* SELECTION:
-- start --
There is no question of Smith’s negligence. Francis and Walker conceded that they gave the crew no specific safety instructions as each man was supposed to be an experienced oil field worker and capable of taking care of himself; conceded that no safety line had been provided as an escape route other than the guy lines from the outside of the derrick *291to the ground; nor was Case instructed to come down if oil began flowing. In the event of a flow, the purpose of the stabbing valves was to control the flow. The Court finds that the failure of the crew to install the stabbing valve in the interval following the first flow, and thereby allowing the well to become out of control may well have been one cause of the fire.
Monsanto’s negligence was not so patent, but there were several areas in which a jury could have found Monsanto liable, a risk Monsanto obviously appreciated in making its settlement with the Case heirs. It is undisputed that with respect to working hours, job assignments, etc., Barfield had no control over Smith’s crew. However, he was a petroleum engineer with experience in the oil field and was in charge of outlining to Smith and its supervisory employees the over-all procedure in the work-over job. Although he had not been to the Lucien No. 1 well prior to May 22,1963, Barfield was familiar with the formation and the well history. Barfield himself determined that 50 barrels of salt water was to be inserted after the standing valve. Whether a portion was put in before or after the standing valve does not impress the Court as much as does the question of whether enough salt water was put in to prevent the well’s heading. The salt water was delivered to the well site by Smith Gravel Service, a separate entity from defendant Smith. Barfield, Francis and Walker each denied that he ordered the water. It is conceded that one load of 25 barrels was put in the well on the afternoon or evening of May 23rd. Neither Barfield nor any other witness testified that a second load was added, although Monsanto was billed for 2 loads. None was added on May 24th prior to the fire. Since it was believed that the difficulty with the well was due to leaks in the tubing, it is significant to the Court that whatever amount of water was added, the well sat overnight and into the next morning with no verification of the salt water level before the tube pulling started. It can only be concluded that enough was not added, or that it leaked out, or, being heavier than oil, settled below the oil in the tubing at about the 34th or 35th joint. As the amount of water necessary was Barfield’s calculation based on his engineering knowledge, the Court finds that he had a corresponding duty to see that enough was in the well before the crew pulled the tube.
-- end --
* RECORDED INFORMATION:
-- start --
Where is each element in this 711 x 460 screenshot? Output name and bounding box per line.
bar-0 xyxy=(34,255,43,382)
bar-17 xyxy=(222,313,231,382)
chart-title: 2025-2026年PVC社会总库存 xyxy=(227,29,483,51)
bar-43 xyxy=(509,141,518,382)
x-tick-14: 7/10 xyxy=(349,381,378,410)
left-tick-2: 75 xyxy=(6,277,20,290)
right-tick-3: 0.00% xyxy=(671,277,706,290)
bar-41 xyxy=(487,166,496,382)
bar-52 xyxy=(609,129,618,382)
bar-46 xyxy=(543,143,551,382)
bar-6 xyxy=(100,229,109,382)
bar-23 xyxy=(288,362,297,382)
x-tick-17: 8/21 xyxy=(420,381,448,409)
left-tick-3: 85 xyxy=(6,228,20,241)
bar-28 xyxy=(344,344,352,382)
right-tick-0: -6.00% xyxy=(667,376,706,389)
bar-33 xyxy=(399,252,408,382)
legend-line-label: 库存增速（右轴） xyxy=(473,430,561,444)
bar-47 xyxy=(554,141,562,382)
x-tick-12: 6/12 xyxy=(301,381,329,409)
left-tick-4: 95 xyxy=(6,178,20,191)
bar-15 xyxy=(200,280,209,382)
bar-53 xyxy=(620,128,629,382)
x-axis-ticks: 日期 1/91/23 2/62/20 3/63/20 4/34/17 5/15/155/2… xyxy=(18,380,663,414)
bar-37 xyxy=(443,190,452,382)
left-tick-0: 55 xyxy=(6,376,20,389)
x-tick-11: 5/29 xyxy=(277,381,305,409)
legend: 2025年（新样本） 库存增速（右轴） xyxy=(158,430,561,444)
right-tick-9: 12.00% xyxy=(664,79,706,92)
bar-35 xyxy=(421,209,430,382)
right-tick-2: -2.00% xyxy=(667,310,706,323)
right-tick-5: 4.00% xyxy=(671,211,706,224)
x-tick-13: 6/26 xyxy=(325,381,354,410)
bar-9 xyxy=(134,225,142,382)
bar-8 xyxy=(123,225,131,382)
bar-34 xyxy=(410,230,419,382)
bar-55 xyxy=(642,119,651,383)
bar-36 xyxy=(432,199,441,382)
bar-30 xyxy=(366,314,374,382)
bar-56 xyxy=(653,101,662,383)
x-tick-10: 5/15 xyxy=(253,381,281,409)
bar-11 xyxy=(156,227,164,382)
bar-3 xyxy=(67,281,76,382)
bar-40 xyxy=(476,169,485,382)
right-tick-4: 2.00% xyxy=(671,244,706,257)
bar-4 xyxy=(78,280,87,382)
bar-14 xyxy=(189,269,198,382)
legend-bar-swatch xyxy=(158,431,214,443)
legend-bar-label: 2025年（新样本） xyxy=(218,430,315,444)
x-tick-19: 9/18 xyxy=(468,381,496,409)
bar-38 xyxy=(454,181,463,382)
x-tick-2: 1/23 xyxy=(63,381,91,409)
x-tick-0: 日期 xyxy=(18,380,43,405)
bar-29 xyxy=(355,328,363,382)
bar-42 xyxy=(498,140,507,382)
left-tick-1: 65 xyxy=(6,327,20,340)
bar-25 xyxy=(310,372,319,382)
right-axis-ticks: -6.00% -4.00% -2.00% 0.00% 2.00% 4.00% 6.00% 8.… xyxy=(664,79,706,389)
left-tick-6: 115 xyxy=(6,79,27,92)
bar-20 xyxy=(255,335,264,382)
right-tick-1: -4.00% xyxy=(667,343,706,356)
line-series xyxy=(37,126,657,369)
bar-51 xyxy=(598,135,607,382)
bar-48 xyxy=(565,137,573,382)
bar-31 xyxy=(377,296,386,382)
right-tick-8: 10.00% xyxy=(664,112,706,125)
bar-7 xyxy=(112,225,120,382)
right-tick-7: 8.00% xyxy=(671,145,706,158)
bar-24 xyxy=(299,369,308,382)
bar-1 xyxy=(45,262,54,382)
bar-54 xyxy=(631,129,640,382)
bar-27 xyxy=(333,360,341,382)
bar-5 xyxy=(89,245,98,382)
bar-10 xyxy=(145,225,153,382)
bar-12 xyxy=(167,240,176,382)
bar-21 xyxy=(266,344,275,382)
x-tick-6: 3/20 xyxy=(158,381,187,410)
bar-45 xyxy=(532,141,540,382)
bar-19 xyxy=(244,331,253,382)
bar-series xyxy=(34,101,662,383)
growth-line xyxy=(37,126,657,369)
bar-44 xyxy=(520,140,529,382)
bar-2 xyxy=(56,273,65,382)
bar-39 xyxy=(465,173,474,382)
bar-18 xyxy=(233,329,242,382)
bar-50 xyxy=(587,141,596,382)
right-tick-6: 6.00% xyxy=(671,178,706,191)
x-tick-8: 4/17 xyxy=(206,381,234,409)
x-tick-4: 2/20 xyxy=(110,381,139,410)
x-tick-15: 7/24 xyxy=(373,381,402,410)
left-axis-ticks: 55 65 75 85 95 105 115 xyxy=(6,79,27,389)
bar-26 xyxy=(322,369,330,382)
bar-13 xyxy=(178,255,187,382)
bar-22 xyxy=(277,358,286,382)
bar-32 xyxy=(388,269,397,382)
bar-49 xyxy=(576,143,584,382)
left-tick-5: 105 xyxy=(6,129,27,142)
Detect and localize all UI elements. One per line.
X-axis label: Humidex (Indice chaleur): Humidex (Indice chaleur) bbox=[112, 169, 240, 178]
-- end --
* THE REQUEST: Extract the text on negligence in the oil well fire in full, word for word. The records have no connection to the text on negligence in the oil well fire.

* EXPECTED OUTPUT:
There is no question of Smith’s negligence. Francis and Walker conceded that they gave the crew no specific safety instructions as each man was supposed to be an experienced oil field worker and capable of taking care of himself; conceded that no safety line had been provided as an escape route other than the guy lines from the outside of the derrick *291to the ground; nor was Case instructed to come down if oil began flowing. In the event of a flow, the purpose of the stabbing valves was to control the flow. The Court finds that the failure of the crew to install the stabbing valve in the interval following the first flow, and thereby allowing the well to become out of control may well have been one cause of the fire.
Monsanto’s negligence was not so patent, but there were several areas in which a jury could have found Monsanto liable, a risk Monsanto obviously appreciated in making its settlement with the Case heirs. It is undisputed that with respect to working hours, job assignments, etc., Barfield had no control over Smith’s crew. However, he was a petroleum engineer with experience in the oil field and was in charge of outlining to Smith and its supervisory employees the over-all procedure in the work-over job. Although he had not been to the Lucien No. 1 well prior to May 22,1963, Barfield was familiar with the formation and the well history. Barfield himself determined that 50 barrels of salt water was to be inserted after the standing valve. Whether a portion was put in before or after the standing valve does not impress the Court as much as does the question of whether enough salt water was put in to prevent the well’s heading. The salt water was delivered to the well site by Smith Gravel Service, a separate entity from defendant Smith. Barfield, Francis and Walker each denied that he ordered the water. It is conceded that one load of 25 barrels was put in the well on the afternoon or evening of May 23rd. Neither Barfield nor any other witness testified that a second load was added, although Monsanto was billed for 2 loads. None was added on May 24th prior to the fire. Since it was believed that the difficulty with the well was due to leaks in the tubing, it is significant to the Court that whatever amount of water was added, the well sat overnight and into the next morning with no verification of the salt water level before the tube pulling started. It can only be concluded that enough was not added, or that it leaked out, or, being heavier than oil, settled below the oil in the tubing at about the 34th or 35th joint. As the amount of water necessary was Barfield’s calculation based on his engineering knowledge, the Court finds that he had a corresponding duty to see that enough was in the well before the crew pulled the tube.